## Set exercise
Transcribe the records in full, keeping every character as it is.

## Exercise materials
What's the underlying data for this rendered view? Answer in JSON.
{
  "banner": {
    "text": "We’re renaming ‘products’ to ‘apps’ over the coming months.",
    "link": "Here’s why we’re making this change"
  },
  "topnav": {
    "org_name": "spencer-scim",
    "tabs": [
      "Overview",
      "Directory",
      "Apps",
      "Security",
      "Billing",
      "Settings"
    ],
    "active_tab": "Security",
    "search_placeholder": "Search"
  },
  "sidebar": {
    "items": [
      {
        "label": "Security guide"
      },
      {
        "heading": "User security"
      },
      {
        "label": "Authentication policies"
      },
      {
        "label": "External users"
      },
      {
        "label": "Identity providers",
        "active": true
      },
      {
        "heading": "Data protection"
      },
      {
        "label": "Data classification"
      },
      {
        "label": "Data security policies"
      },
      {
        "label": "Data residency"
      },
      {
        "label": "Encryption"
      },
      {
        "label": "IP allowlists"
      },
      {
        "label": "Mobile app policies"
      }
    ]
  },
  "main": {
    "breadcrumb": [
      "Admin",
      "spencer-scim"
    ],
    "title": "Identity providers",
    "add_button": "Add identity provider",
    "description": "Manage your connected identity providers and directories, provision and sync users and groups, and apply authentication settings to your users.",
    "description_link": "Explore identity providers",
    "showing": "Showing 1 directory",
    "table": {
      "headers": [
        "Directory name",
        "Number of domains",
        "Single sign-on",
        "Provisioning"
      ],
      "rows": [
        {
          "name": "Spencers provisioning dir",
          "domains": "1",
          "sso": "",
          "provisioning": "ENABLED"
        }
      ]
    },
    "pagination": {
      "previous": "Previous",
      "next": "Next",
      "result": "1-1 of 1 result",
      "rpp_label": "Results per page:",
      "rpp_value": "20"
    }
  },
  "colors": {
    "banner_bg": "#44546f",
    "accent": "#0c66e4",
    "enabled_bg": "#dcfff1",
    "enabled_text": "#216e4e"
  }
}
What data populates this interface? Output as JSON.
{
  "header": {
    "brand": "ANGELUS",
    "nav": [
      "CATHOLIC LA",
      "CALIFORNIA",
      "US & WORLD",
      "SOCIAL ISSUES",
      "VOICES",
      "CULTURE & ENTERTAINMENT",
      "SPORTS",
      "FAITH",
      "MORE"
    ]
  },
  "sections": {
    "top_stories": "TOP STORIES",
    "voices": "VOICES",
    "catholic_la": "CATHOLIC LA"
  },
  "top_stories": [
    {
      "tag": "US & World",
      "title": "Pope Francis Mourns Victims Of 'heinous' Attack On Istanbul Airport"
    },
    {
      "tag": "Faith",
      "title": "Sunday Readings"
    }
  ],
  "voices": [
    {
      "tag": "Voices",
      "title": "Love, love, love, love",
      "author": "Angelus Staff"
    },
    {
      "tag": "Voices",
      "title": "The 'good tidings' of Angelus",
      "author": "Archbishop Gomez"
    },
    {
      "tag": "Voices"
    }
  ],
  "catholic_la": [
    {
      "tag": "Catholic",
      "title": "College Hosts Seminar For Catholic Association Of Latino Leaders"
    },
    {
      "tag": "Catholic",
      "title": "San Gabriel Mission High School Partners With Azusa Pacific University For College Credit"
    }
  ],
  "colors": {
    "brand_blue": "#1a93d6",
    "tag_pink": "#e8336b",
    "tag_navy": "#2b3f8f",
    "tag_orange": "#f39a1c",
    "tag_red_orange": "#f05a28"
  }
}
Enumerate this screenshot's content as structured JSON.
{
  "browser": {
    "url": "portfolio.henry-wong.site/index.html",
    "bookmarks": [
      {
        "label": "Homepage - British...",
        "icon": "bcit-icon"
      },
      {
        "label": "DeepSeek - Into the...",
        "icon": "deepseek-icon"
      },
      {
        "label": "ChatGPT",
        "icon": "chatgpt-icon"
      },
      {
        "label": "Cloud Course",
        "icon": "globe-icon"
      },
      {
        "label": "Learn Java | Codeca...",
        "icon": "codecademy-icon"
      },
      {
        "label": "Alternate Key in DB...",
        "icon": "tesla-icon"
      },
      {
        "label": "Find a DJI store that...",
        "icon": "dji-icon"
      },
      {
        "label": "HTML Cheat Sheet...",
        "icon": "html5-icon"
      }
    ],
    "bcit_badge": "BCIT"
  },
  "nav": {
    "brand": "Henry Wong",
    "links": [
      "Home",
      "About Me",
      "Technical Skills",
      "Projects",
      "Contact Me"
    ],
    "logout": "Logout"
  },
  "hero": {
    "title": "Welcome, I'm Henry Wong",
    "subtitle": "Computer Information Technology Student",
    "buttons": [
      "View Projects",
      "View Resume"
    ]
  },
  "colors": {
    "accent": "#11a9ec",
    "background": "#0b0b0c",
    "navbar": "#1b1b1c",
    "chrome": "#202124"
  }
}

## Expected answer
What's the underlying data for this rendered view? Answer in JSON.
{
  "banner": {
    "text": "We’re renaming ‘products’ to ‘apps’ over the coming months.",
    "link": "Here’s why we’re making this change"
  },
  "topnav": {
    "org_name": "spencer-scim",
    "tabs": [
      "Overview",
      "Directory",
      "Apps",
      "Security",
      "Billing",
      "Settings"
    ],
    "active_tab": "Security",
    "search_placeholder": "Search"
  },
  "sidebar": {
    "items": [
      {
        "label": "Security guide"
      },
      {
        "heading": "User security"
      },
      {
        "label": "Authentication policies"
      },
      {
        "label": "External users"
      },
      {
        "label": "Identity providers",
        "active": true
      },
      {
        "heading": "Data protection"
      },
      {
        "label": "Data classification"
      },
      {
        "label": "Data security policies"
      },
      {
        "label": "Data residency"
      },
      {
        "label": "Encryption"
      },
      {
        "label": "IP allowlists"
      },
      {
        "label": "Mobile app policies"
      }
    ]
  },
  "main": {
    "breadcrumb": [
      "Admin",
      "spencer-scim"
    ],
    "title": "Identity providers",
    "add_button": "Add identity provider",
    "description": "Manage your connected identity providers and directories, provision and sync users and groups, and apply authentication settings to your users.",
    "description_link": "Explore identity providers",
    "showing": "Showing 1 directory",
    "table": {
      "headers": [
        "Directory name",
        "Number of domains",
        "Single sign-on",
        "Provisioning"
      ],
      "rows": [
        {
          "name": "Spencers provisioning dir",
          "domains": "1",
          "sso": "",
          "provisioning": "ENABLED"
        }
      ]
    },
    "pagination": {
      "previous": "Previous",
      "next": "Next",
      "result": "1-1 of 1 result",
      "rpp_label": "Results per page:",
      "rpp_value": "20"
    }
  },
  "colors": {
    "banner_bg": "#44546f",
    "accent": "#0c66e4",
    "enabled_bg": "#dcfff1",
    "enabled_text": "#216e4e"
  }
}
What data populates this interface? Output as JSON.
{
  "header": {
    "brand": "ANGELUS",
    "nav": [
      "CATHOLIC LA",
      "CALIFORNIA",
      "US & WORLD",
      "SOCIAL ISSUES",
      "VOICES",
      "CULTURE & ENTERTAINMENT",
      "SPORTS",
      "FAITH",
      "MORE"
    ]
  },
  "sections": {
    "top_stories": "TOP STORIES",
    "voices": "VOICES",
    "catholic_la": "CATHOLIC LA"
  },
  "top_stories": [
    {
      "tag": "US & World",
      "title": "Pope Francis Mourns Victims Of 'heinous' Attack On Istanbul Airport"
    },
    {
      "tag": "Faith",
      "title": "Sunday Readings"
    }
  ],
  "voices": [
    {
      "tag": "Voices",
      "title": "Love, love, love, love",
      "author": "Angelus Staff"
    },
    {
      "tag": "Voices",
      "title": "The 'good tidings' of Angelus",
      "author": "Archbishop Gomez"
    },
    {
      "tag": "Voices"
    }
  ],
  "catholic_la": [
    {
      "tag": "Catholic",
      "title": "College Hosts Seminar For Catholic Association Of Latino Leaders"
    },
    {
      "tag": "Catholic",
      "title": "San Gabriel Mission High School Partners With Azusa Pacific University For College Credit"
    }
  ],
  "colors": {
    "brand_blue": "#1a93d6",
    "tag_pink": "#e8336b",
    "tag_navy": "#2b3f8f",
    "tag_orange": "#f39a1c",
    "tag_red_orange": "#f05a28"
  }
}
Enumerate this screenshot's content as structured JSON.
{
  "browser": {
    "url": "portfolio.henry-wong.site/index.html",
    "bookmarks": [
      {
        "label": "Homepage - British...",
        "icon": "bcit-icon"
      },
      {
        "label": "DeepSeek - Into the...",
        "icon": "deepseek-icon"
      },
      {
        "label": "ChatGPT",
        "icon": "chatgpt-icon"
      },
      {
        "label": "Cloud Course",
        "icon": "globe-icon"
      },
      {
        "label": "Learn Java | Codeca...",
        "icon": "codecademy-icon"
      },
      {
        "label": "Alternate Key in DB...",
        "icon": "tesla-icon"
      },
      {
        "label": "Find a DJI store that...",
        "icon": "dji-icon"
      },
      {
        "label": "HTML Cheat Sheet...",
        "icon": "html5-icon"
      }
    ],
    "bcit_badge": "BCIT"
  },
  "nav": {
    "brand": "Henry Wong",
    "links": [
      "Home",
      "About Me",
      "Technical Skills",
      "Projects",
      "Contact Me"
    ],
    "logout": "Logout"
  },
  "hero": {
    "title": "Welcome, I'm Henry Wong",
    "subtitle": "Computer Information Technology Student",
    "buttons": [
      "View Projects",
      "View Resume"
    ]
  },
  "colors": {
    "accent": "#11a9ec",
    "background": "#0b0b0c",
    "navbar": "#1b1b1c",
    "chrome": "#202124"
  }
}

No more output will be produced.